* Exercise directions *
Render every line of the records below as a numbered list, skipping blank lines and omitting the pictures.

* Input for this task *
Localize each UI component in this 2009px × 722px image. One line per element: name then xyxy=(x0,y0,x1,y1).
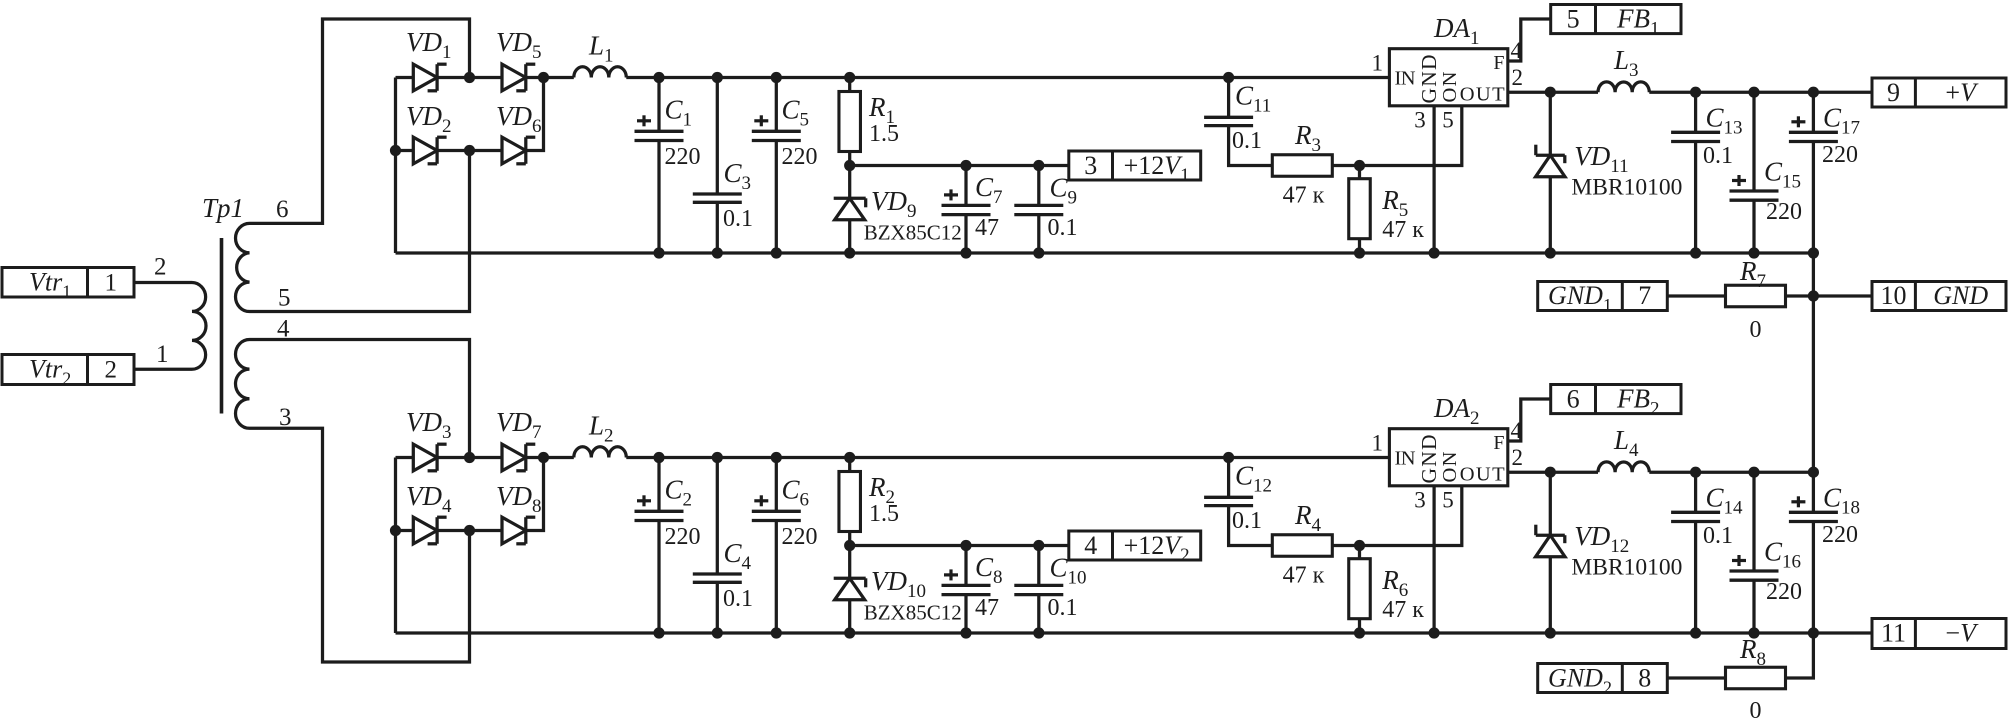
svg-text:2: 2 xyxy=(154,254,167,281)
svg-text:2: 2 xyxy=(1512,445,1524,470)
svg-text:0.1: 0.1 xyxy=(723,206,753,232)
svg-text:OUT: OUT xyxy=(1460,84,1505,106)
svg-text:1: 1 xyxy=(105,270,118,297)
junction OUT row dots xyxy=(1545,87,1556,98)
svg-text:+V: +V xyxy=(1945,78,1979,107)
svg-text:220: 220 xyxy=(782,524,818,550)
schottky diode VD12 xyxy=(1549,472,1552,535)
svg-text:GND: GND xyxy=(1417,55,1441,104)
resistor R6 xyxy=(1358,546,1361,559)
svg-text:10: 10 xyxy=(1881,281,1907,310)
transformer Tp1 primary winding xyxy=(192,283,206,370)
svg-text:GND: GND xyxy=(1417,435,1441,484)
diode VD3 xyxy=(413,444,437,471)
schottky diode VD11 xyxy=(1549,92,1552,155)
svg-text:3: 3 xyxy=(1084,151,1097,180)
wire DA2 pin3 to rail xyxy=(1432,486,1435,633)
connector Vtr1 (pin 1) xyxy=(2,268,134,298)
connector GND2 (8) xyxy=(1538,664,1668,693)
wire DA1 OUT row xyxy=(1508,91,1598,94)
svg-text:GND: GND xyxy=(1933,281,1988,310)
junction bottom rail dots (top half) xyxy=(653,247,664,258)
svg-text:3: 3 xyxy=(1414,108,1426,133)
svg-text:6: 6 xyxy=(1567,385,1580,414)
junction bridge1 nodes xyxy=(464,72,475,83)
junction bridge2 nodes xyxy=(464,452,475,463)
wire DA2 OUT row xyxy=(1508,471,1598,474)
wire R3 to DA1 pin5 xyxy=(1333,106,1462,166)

* Written reply *
1. Localize each UI component in this 2009px × 722px image. One line per element: name then xyxy=(x0,y0,x1,y1).
2. svg-text:2: 2 xyxy=(154,254,167,281)
3. svg-text:2: 2 xyxy=(1512,445,1524,470)
4. svg-text:0.1: 0.1 xyxy=(723,206,753,232)
5. svg-text:OUT: OUT xyxy=(1460,84,1505,106)
6. svg-text:1: 1 xyxy=(105,270,118,297)
7. junction OUT row dots xyxy=(1545,87,1556,98)
8. svg-text:+V: +V xyxy=(1945,78,1979,107)
9. svg-text:220: 220 xyxy=(782,524,818,550)
10. schottky diode VD12 xyxy=(1549,472,1552,535)
11. svg-text:GND: GND xyxy=(1417,55,1441,104)
12. resistor R6 xyxy=(1358,546,1361,559)
13. svg-text:10: 10 xyxy=(1881,281,1907,310)
14. transformer Tp1 primary winding xyxy=(192,283,206,370)
15. svg-text:GND: GND xyxy=(1417,435,1441,484)
16. diode VD3 xyxy=(413,444,437,471)
17. schottky diode VD11 xyxy=(1549,92,1552,155)
18. svg-text:3: 3 xyxy=(1084,151,1097,180)
19. wire DA2 pin3 to rail xyxy=(1432,486,1435,633)
20. connector Vtr1 (pin 1) xyxy=(2,268,134,298)
21. connector GND2 (8) xyxy=(1538,664,1668,693)
22. wire DA1 OUT row xyxy=(1508,91,1598,94)
23. svg-text:GND: GND xyxy=(1933,281,1988,310)
24. junction bottom rail dots (top half) xyxy=(653,247,664,258)
25. svg-text:3: 3 xyxy=(1414,108,1426,133)
26. svg-text:6: 6 xyxy=(1567,385,1580,414)
27. junction bridge1 nodes xyxy=(464,72,475,83)
28. junction bridge2 nodes xyxy=(464,452,475,463)
29. wire DA2 OUT row xyxy=(1508,471,1598,474)
30. wire R3 to DA1 pin5 xyxy=(1333,106,1462,166)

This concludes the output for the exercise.